**Data provided**
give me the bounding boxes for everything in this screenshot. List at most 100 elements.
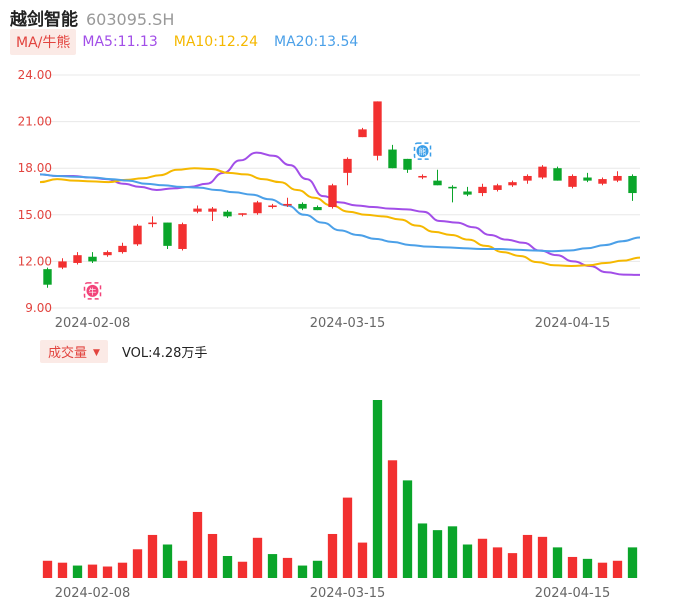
candle-body [43,269,52,285]
candle-body [328,185,337,208]
volume-legend: 成交量 ▼ VOL:4.28万手 [40,339,207,363]
volume-bar [297,565,308,578]
candle-body [613,175,622,181]
candle-body [448,186,457,189]
price-tick-label: 9.00 [25,301,52,315]
volume-bar [222,555,233,578]
volume-bar [252,537,263,578]
candle [598,177,607,186]
volume-bar [432,530,443,578]
volume-bar [537,536,548,578]
volume-bar [522,534,533,578]
ma20-legend: MA20:13.54 [274,34,359,50]
candle [253,200,262,215]
ma5-line [39,151,641,276]
volume-bar [357,542,368,578]
candle-body [208,208,217,212]
candle [388,144,397,169]
volume-bar [237,561,248,578]
candle-body [103,252,112,256]
candle [508,180,517,187]
volume-bar [612,560,623,578]
volume-bar [447,526,458,578]
candle [448,185,457,203]
candle [268,203,277,209]
ma-legend: MA/牛熊 MA5:11.13 MA10:12.24 MA20:13.54 [10,29,374,55]
candle [583,172,592,183]
volume-bar [402,480,413,578]
candle-body [313,207,322,211]
candle [283,197,292,208]
price-tick-label: 18.00 [18,161,52,175]
volume-bar [192,511,203,578]
bull-signal-icon: 牛 [83,282,102,300]
ma20-line [39,173,641,253]
candle-body [253,202,262,214]
date-tick-label: 2024-02-08 [55,316,131,331]
stock-header: 越剑智能 603095.SH [10,5,174,30]
caret-down-icon: ▼ [93,347,100,358]
candle [118,242,127,254]
candle-body [463,191,472,195]
candle [163,222,172,249]
candle-body [553,168,562,181]
volume-bar [162,544,173,578]
volume-bar [87,564,98,578]
candle [88,252,97,263]
candle [553,166,562,181]
volume-bar [492,547,503,578]
volume-bar [567,556,578,578]
signal-label: 熊 [419,147,427,157]
price-axis: 24.00 21.00 18.00 15.00 12.00 9.00 [18,68,52,315]
candle-body [73,255,82,263]
volume-bar [627,547,638,578]
candle-body [223,211,232,217]
ma-indicator-selector[interactable]: MA/牛熊 [10,29,77,55]
volume-bar [102,566,113,578]
volume-bar [372,400,383,578]
candle-body [568,175,577,187]
candle-body [538,166,547,178]
date-tick-label: 2024-03-15 [310,586,386,601]
candle [463,186,472,197]
candle-body [58,261,67,268]
candle-body [178,224,187,249]
volume-indicator-selector[interactable]: 成交量 ▼ [40,339,108,363]
price-tick-label: 24.00 [18,68,52,82]
candle [628,174,637,201]
volume-bar [327,533,338,578]
volume-bar [72,565,83,578]
price-tick-label: 12.00 [18,254,52,268]
candle [148,216,157,228]
ma10-legend: MA10:12.24 [173,34,259,50]
candle-body [403,158,412,170]
candle [298,202,307,211]
volume-bar [207,533,218,578]
signal-markers: 牛熊 [83,142,432,300]
volume-bar [117,562,128,578]
candle [208,207,217,222]
volume-bar [282,557,293,578]
signal-label: 牛 [89,286,97,296]
candle [343,157,352,186]
candle-body [343,158,352,173]
candle [103,250,112,257]
volume-bar [597,562,608,578]
candle-body [358,129,367,138]
volume-bar [147,534,158,578]
candle [73,252,82,265]
signal-dot [86,284,99,297]
volume-bar [582,558,593,578]
candle [478,183,487,197]
candle-body [373,101,382,156]
candle-body [268,205,277,208]
candle [178,222,187,251]
ma-lines [39,151,641,276]
ma5-legend: MA5:11.13 [82,34,158,50]
candle-body [238,213,247,215]
volume-bar [417,523,428,578]
candle-body [388,149,397,169]
candle-body [298,203,307,209]
candle [373,101,382,161]
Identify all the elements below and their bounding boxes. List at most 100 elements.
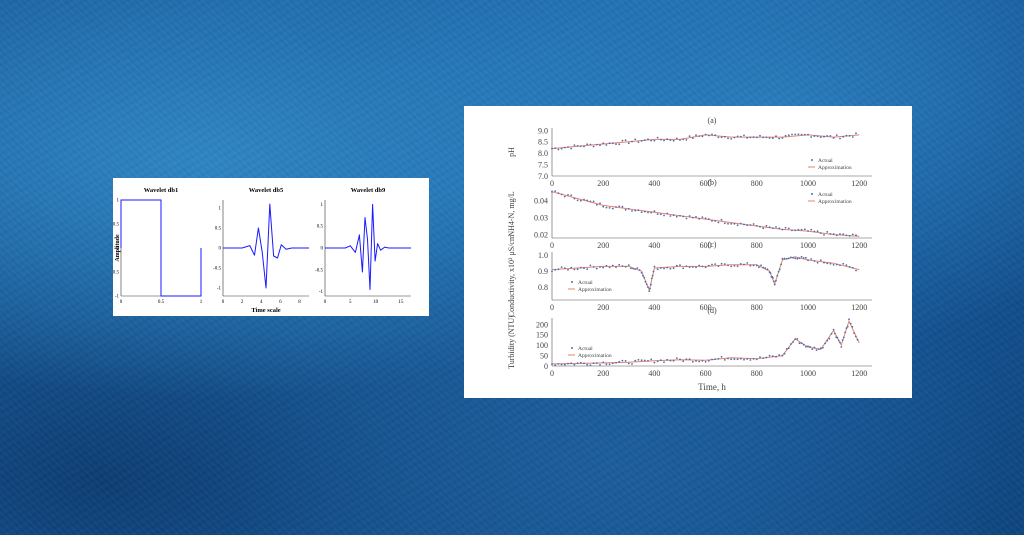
actual-point xyxy=(637,358,640,361)
actual-point xyxy=(707,264,710,267)
actual-point xyxy=(803,228,806,231)
actual-point xyxy=(560,193,563,196)
actual-point xyxy=(835,134,838,136)
y-axis-label: Amplitude xyxy=(115,234,121,262)
x-tick-label: 0 xyxy=(324,300,327,305)
actual-point xyxy=(829,233,832,235)
actual-point xyxy=(649,287,651,290)
actual-point xyxy=(736,224,739,227)
actual-point xyxy=(743,223,745,226)
actual-point xyxy=(586,268,589,271)
actual-point xyxy=(844,331,846,334)
actual-point xyxy=(781,228,784,231)
actual-point xyxy=(570,147,573,150)
actual-point xyxy=(707,359,710,362)
actual-point xyxy=(805,256,807,259)
actual-point xyxy=(848,265,851,268)
actual-point xyxy=(762,136,765,139)
actual-point xyxy=(634,359,637,362)
actual-point xyxy=(624,265,627,268)
actual-point xyxy=(800,342,803,344)
actual-point xyxy=(557,363,560,365)
actual-point xyxy=(653,139,656,142)
actual-point xyxy=(835,234,838,237)
actual-point xyxy=(711,358,713,361)
actual-point xyxy=(653,361,656,364)
actual-point xyxy=(755,136,758,139)
actual-point xyxy=(835,263,838,266)
actual-point xyxy=(720,136,723,139)
actual-point xyxy=(811,348,814,350)
actual-point xyxy=(768,354,771,357)
actual-point xyxy=(778,354,781,356)
actual-point xyxy=(618,205,621,208)
actual-point xyxy=(771,137,774,140)
actual-point xyxy=(813,260,816,262)
actual-point xyxy=(627,362,630,365)
actual-point xyxy=(570,362,573,365)
actual-point xyxy=(688,266,691,269)
actual-point xyxy=(842,233,845,235)
x-tick-label: 200 xyxy=(597,179,609,188)
actual-point xyxy=(589,200,592,203)
actual-point xyxy=(573,144,576,146)
actual-point xyxy=(851,233,854,236)
actual-point xyxy=(688,358,691,360)
actual-point xyxy=(755,358,758,361)
actual-point xyxy=(720,356,723,358)
actual-point xyxy=(563,195,566,198)
actual-point xyxy=(798,342,801,345)
actual-point xyxy=(701,359,704,362)
actual-point xyxy=(640,271,643,274)
subplot-3: Wavelet db9 0 5 10 15 1 0.5 0 -0.5 -1 xyxy=(315,187,411,305)
actual-point xyxy=(659,138,662,141)
subplot-tag: (b) xyxy=(707,178,717,187)
actual-point xyxy=(611,207,614,210)
actual-point xyxy=(583,362,585,365)
actual-point xyxy=(608,142,611,145)
y-tick-label: 0.03 xyxy=(534,213,548,222)
actual-point xyxy=(720,262,723,265)
actual-point xyxy=(730,265,733,268)
actual-point xyxy=(576,199,579,202)
actual-point xyxy=(807,230,809,232)
actual-point xyxy=(634,138,637,141)
actual-point xyxy=(679,264,681,266)
y-tick-label: 1 xyxy=(219,207,222,212)
y-tick-label: 1.0 xyxy=(538,251,548,260)
actual-point xyxy=(615,266,617,268)
x-tick-label: 800 xyxy=(751,303,763,312)
actual-point xyxy=(837,339,840,342)
actual-point xyxy=(787,227,790,230)
legend-actual-label: Actual xyxy=(818,192,833,198)
subplot-title: Wavelet db5 xyxy=(249,187,284,194)
legend-actual-label: Actual xyxy=(578,280,593,286)
actual-point xyxy=(775,135,777,138)
actual-point xyxy=(826,135,829,137)
actual-point xyxy=(783,352,786,355)
actual-point xyxy=(730,222,733,225)
actual-point xyxy=(663,139,665,142)
actual-point xyxy=(714,220,717,222)
actual-point xyxy=(675,215,678,218)
actual-point xyxy=(675,357,678,359)
x-tick-label: 1200 xyxy=(851,241,867,250)
actual-point xyxy=(605,144,608,146)
actual-point xyxy=(698,264,701,267)
actual-point xyxy=(829,135,832,137)
actual-point xyxy=(819,347,822,350)
legend-approx-label: Approximation xyxy=(818,165,852,171)
actual-point xyxy=(743,263,745,266)
actual-point xyxy=(666,266,669,269)
actual-point xyxy=(823,261,825,264)
actual-point xyxy=(815,349,818,351)
actual-point xyxy=(733,222,736,225)
y-tick-label: 1 xyxy=(117,199,120,204)
legend-actual-label: Actual xyxy=(578,346,593,352)
actual-point xyxy=(605,206,608,209)
actual-point xyxy=(733,265,736,267)
actual-point xyxy=(624,360,627,362)
actual-point xyxy=(711,263,713,266)
actual-point xyxy=(842,262,845,265)
actual-point xyxy=(803,133,806,136)
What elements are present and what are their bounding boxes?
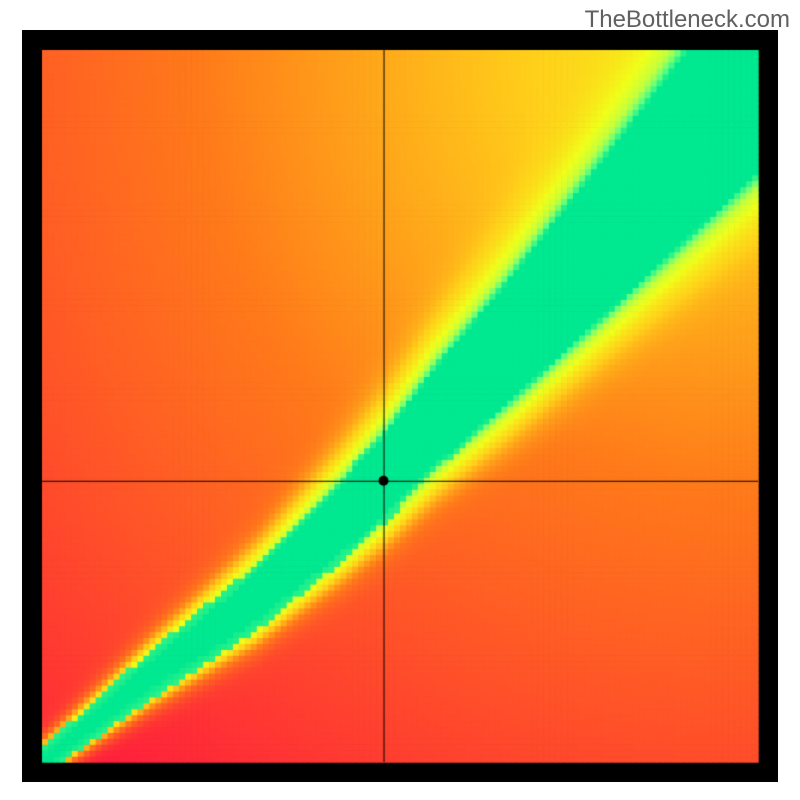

**What you should do**
Render the lines of the first entry as a Markdown table, starting at the line containing "candle-body [43,269,52,285]" and ending at the line containing "candle [463,186,472,197]". Use the columns No. and Line, number each row, and skip any blank lines.

**Full output**
| No. | Line |
|---|---|
| 1 | candle-body [43,269,52,285] |
| 2 | candle-body [328,185,337,208] |
| 3 | volume-legend: 成交量 ▼ VOL:4.28万手 [40,339,207,363] |
| 4 | volume-bar [297,565,308,578] |
| 5 | candle-body [613,175,622,181] |
| 6 | candle-body [448,186,457,189] |
| 7 | price-tick-label: 9.00 [25,301,52,315] |
| 8 | volume-bar [222,555,233,578] |
| 9 | volume-bar [252,537,263,578] |
| 10 | candle [598,177,607,186] |
| 11 | volume-bar [432,530,443,578] |
| 12 | volume-bar [537,536,548,578] |
| 13 | volume-bar [522,534,533,578] |
| 14 | ma20-legend: MA20:13.54 [274,34,359,50] |
| 15 | candle [253,200,262,215] |
| 16 | ma5-line [39,151,641,276] |
| 17 | volume-bar [357,542,368,578] |
| 18 | candle-body [208,208,217,212] |
| 19 | candle [388,144,397,169] |
| 20 | volume-bar [237,561,248,578] |
| 21 | candle-body [103,252,112,256] |
| 22 | candle [508,180,517,187] |
| 23 | volume-bar [612,560,623,578] |
| 24 | volume-bar [447,526,458,578] |
| 25 | candle [448,185,457,203] |
| 26 | candle [268,203,277,209] |
| 27 | ma-legend: MA/牛熊 MA5:11.13 MA10:12.24 MA20:13.54 [10,29,374,55] |
| 28 | candle [583,172,592,183] |
| 29 | volume-bar [402,480,413,578] |
| 30 | candle-body [313,207,322,211] |
| 31 | candle [283,197,292,208] |
| 32 | price-tick-label: 18.00 [18,161,52,175] |
| 33 | volume-bar [192,511,203,578] |
| 34 | bull-signal-icon: 牛 [83,282,102,300] |
| 35 | ma20-line [39,173,641,253] |
| 36 | candle-body [253,202,262,214] |
| 37 | date-tick-label: 2024-02-08 [55,316,131,331] |
| 38 | stock-header: 越剑智能 603095.SH [10,5,174,30] |
| 39 | caret-down-icon: ▼ [93,347,100,358] |
| 40 | candle [118,242,127,254] |
| 41 | candle-body [463,191,472,195] |
| 42 | candle [163,222,172,249] |
| 43 | candle-body [553,168,562,181] |
| 44 | volume-bar [162,544,173,578] |
| 45 | volume-bar [87,564,98,578] |
| 46 | candle [88,252,97,263] |
| 47 | candle [553,166,562,181] |
| 48 | volume-bar [492,547,503,578] |
| 49 | volume-bar [567,556,578,578] |
| 50 | signal-label: 熊 [419,147,427,157] |
| 51 | price-axis: 24.00 21.00 18.00 15.00 12.00 9.00 [18,68,52,315] |
| 52 | candle-body [73,255,82,263] |
| 53 | volume-bar [627,547,638,578] |
| 54 | candle-body [223,211,232,217] |
| 55 | ma-indicator-selector[interactable]: MA/牛熊 [10,29,77,55] |
| 56 | volume-bar [102,566,113,578] |
| 57 | volume-bar [372,400,383,578] |
| 58 | candle-body [568,175,577,187] |
| 59 | candle-body [538,166,547,178] |
| 60 | date-tick-label: 2024-03-15 [310,586,386,601] |
| 61 | candle [463,186,472,197] |